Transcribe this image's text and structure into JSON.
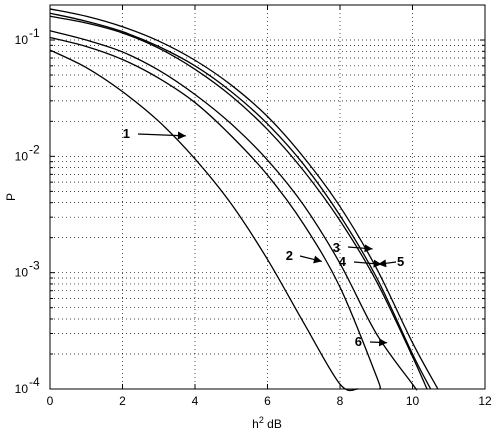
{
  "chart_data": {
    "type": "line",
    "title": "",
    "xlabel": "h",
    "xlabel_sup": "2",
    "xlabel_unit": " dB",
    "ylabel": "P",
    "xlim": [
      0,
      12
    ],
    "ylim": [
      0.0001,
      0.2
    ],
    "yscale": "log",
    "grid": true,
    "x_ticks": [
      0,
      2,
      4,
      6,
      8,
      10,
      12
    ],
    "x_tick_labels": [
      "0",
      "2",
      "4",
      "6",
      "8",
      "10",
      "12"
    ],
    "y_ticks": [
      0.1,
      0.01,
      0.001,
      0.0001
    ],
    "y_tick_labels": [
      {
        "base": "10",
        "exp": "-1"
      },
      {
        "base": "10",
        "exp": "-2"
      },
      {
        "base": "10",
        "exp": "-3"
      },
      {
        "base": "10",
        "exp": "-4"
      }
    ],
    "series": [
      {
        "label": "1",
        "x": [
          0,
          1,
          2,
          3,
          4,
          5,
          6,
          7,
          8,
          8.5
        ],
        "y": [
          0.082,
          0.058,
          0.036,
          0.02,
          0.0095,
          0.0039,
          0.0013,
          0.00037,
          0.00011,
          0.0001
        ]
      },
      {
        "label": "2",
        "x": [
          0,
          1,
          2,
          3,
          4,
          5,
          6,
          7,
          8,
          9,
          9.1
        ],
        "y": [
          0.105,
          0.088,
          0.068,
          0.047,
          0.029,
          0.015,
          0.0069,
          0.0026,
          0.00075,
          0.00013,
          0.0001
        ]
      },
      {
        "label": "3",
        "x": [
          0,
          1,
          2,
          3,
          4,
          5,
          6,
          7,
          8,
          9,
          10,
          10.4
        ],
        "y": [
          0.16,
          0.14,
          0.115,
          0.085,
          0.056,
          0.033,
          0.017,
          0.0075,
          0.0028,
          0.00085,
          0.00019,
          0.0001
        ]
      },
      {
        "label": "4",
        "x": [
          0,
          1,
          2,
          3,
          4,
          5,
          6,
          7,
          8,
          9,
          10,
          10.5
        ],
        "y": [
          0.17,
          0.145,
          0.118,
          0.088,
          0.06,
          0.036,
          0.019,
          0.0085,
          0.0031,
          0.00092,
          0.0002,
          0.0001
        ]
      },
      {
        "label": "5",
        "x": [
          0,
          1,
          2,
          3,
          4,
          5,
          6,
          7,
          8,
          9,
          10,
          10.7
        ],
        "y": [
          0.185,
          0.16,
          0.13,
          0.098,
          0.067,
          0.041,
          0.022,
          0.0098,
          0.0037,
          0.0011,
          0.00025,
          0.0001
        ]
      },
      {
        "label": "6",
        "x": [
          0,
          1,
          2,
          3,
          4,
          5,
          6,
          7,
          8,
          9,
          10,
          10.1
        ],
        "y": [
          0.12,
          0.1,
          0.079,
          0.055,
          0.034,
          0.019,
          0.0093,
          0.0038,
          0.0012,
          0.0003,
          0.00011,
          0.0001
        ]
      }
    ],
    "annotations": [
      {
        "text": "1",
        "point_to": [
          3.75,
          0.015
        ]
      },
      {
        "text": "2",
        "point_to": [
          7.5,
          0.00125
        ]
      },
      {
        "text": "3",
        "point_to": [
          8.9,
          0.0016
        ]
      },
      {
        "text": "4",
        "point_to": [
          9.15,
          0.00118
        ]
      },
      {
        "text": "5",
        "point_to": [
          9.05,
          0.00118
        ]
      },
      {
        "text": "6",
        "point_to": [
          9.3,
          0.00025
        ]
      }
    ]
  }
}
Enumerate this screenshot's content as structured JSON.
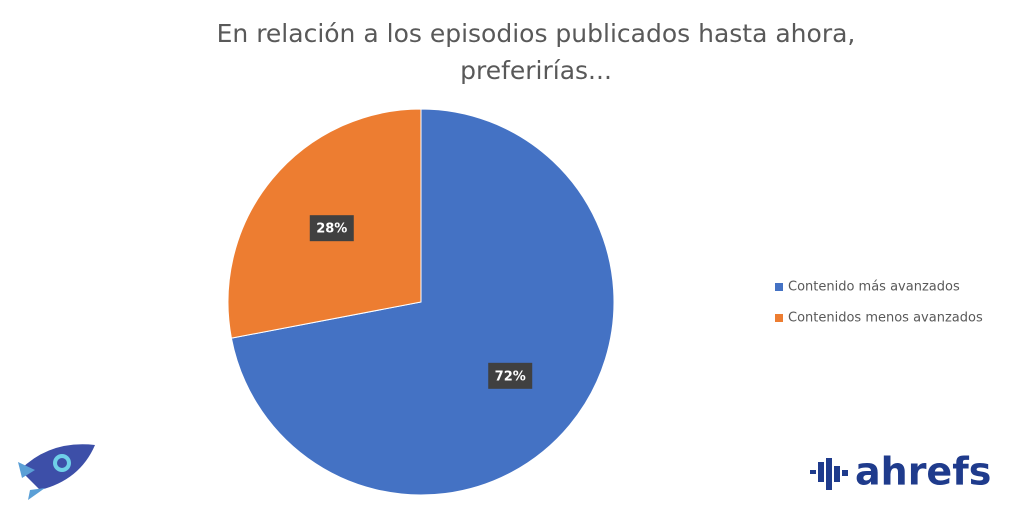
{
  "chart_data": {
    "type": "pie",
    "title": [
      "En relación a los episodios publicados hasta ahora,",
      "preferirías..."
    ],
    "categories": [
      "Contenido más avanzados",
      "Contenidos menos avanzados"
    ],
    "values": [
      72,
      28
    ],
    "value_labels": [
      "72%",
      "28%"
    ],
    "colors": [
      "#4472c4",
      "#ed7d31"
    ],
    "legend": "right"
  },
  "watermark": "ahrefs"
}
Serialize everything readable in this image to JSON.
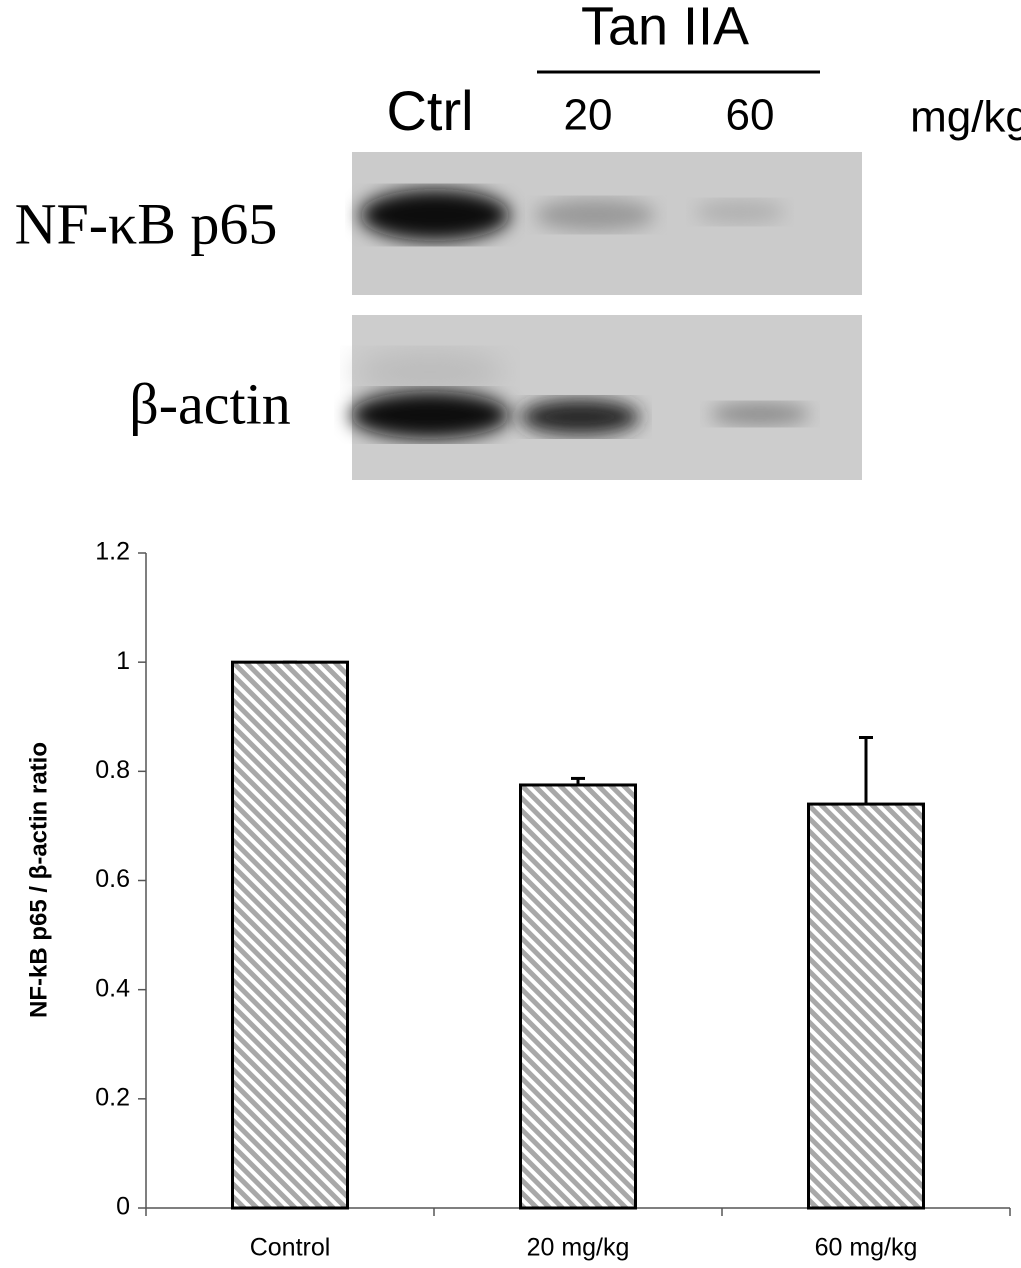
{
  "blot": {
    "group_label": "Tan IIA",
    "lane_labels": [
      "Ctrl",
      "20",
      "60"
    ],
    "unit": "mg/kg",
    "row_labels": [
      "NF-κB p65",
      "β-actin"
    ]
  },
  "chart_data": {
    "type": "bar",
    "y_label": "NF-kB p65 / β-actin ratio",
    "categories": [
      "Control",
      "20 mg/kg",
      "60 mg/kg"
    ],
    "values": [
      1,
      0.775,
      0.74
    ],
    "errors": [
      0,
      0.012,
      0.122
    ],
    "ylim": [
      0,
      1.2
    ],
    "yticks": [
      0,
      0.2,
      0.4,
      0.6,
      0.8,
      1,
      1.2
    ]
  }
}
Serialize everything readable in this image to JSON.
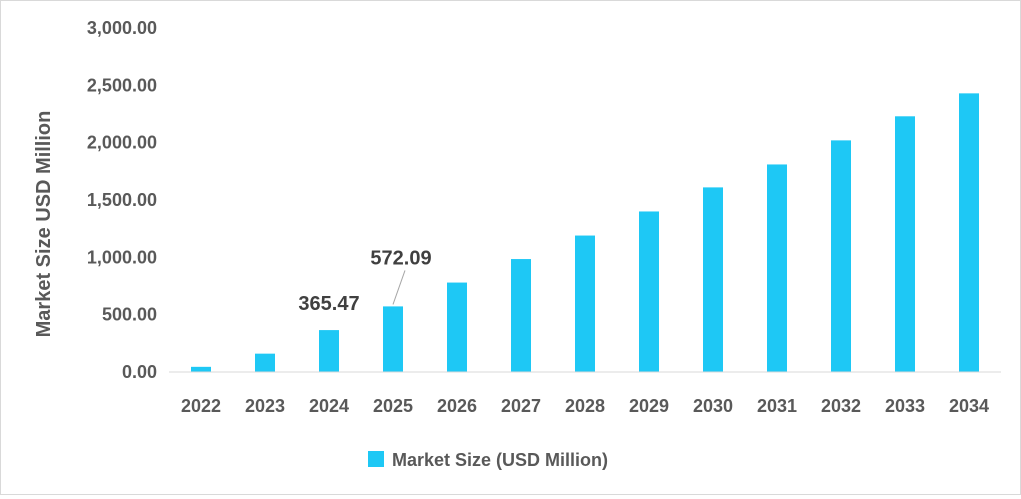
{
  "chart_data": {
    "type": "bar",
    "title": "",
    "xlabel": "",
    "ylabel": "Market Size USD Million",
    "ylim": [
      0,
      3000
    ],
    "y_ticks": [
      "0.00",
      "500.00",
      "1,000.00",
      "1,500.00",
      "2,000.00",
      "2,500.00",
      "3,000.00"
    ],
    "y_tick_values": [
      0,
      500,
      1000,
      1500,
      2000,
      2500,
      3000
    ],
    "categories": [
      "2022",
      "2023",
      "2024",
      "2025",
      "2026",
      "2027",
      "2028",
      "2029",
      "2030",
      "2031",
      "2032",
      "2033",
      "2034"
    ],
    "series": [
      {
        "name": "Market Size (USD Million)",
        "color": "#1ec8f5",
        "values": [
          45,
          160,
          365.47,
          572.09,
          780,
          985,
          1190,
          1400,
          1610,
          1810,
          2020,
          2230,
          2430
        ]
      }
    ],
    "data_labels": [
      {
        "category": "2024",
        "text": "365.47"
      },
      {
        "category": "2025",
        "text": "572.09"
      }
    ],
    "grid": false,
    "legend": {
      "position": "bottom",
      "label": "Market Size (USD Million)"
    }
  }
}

> _Problem description_: Tally the lines in this data that hold the word "JSON" and state only the count.

> _Written answer_: 4